• _WHAT IS NEEDED_
Transcribe the material verbatim in full; the pictures do not belong in the copy.

## Begin MATERIAL SHOWN

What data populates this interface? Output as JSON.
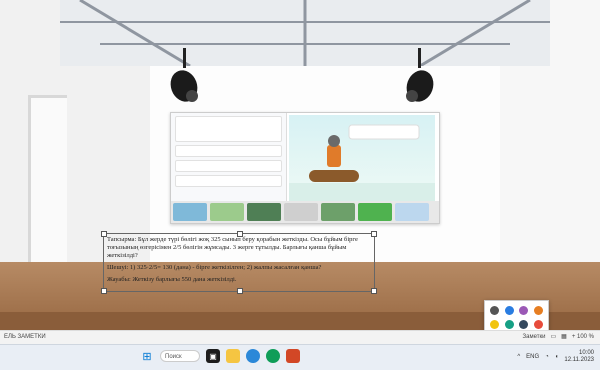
{
  "slide_text": {
    "paragraph1": "Тапсырма: Бұл жерде түрі бөлігі жоқ 325 сынып беру қорабын жеткізды. Осы бұйым бірге тоғызының өзгерісімен 2/5 бөлігін жұмсады. 3 жерге тұтылды. Барлығы қанша бұйым жеткізілді?",
    "paragraph2": "Шешуі: 1) 325·2/5= 130 (дана) - бірге жеткізілген; 2) жалпы жасалған қанша?",
    "paragraph3": "Жауабы: Жеткізу барлығы 550 дана жеткізілді."
  },
  "statusbar": {
    "left": "ЕЛЬ ЗАМЕТКИ",
    "notes": "Заметки",
    "zoom": "+ 100 %"
  },
  "taskbar": {
    "search_label": "Поиск",
    "lang": "ENG",
    "time": "10:00",
    "date": "12.11.2023"
  },
  "colors": {
    "floor": "#a97a52",
    "taskbar": "#e9eef5",
    "accent": "#0078d4"
  }
}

## End MATERIAL SHOWN

• _COMPLETE ANSWER_
What data populates this interface? Output as JSON.
{
  "slide_text": {
    "paragraph1": "Тапсырма: Бұл жерде түрі бөлігі жоқ 325 сынып беру қорабын жеткізды. Осы бұйым бірге тоғызының өзгерісімен 2/5 бөлігін жұмсады. 3 жерге тұтылды. Барлығы қанша бұйым жеткізілді?",
    "paragraph2": "Шешуі: 1) 325·2/5= 130 (дана) - бірге жеткізілген; 2) жалпы жасалған қанша?",
    "paragraph3": "Жауабы: Жеткізу барлығы 550 дана жеткізілді."
  },
  "statusbar": {
    "left": "ЕЛЬ ЗАМЕТКИ",
    "notes": "Заметки",
    "zoom": "+ 100 %"
  },
  "taskbar": {
    "search_label": "Поиск",
    "lang": "ENG",
    "time": "10:00",
    "date": "12.11.2023"
  },
  "colors": {
    "floor": "#a97a52",
    "taskbar": "#e9eef5",
    "accent": "#0078d4"
  }
}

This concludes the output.